[Excerpts from a figure dataset]
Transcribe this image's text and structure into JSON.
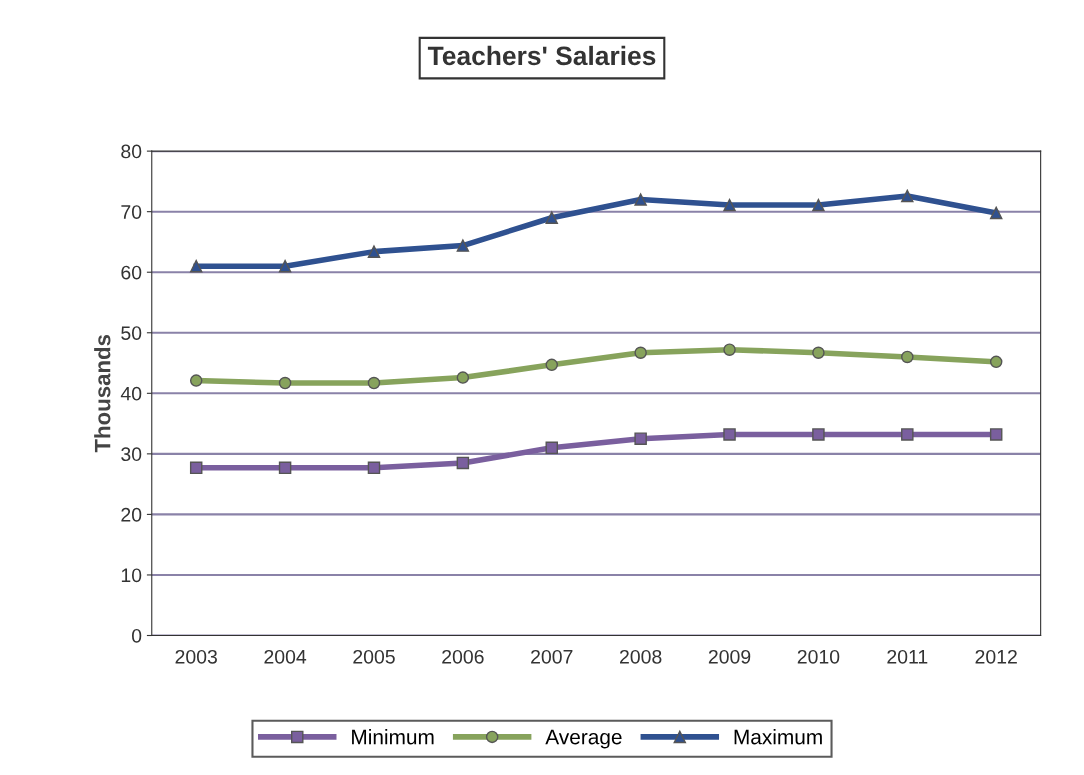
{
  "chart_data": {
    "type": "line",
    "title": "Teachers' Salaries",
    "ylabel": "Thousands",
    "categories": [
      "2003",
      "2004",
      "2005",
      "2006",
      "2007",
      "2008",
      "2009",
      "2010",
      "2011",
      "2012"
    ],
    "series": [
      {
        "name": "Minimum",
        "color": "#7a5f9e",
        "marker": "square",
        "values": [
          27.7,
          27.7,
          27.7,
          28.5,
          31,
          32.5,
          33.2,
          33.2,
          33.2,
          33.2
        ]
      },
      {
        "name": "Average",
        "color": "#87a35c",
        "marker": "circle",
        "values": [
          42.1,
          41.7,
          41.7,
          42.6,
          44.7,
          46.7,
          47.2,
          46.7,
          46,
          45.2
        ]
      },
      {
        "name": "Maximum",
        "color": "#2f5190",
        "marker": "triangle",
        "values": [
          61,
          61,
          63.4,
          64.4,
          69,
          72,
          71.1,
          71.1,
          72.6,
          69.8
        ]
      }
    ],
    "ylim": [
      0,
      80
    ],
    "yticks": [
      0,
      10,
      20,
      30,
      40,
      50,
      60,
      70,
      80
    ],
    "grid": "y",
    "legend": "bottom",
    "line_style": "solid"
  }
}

[WHAT YOU WILL DO] Report every line in the data above in which the word "name" appears.

[EXERCISE RESULT]
        "name": "Minimum",
        "name": "Average",
        "name": "Maximum",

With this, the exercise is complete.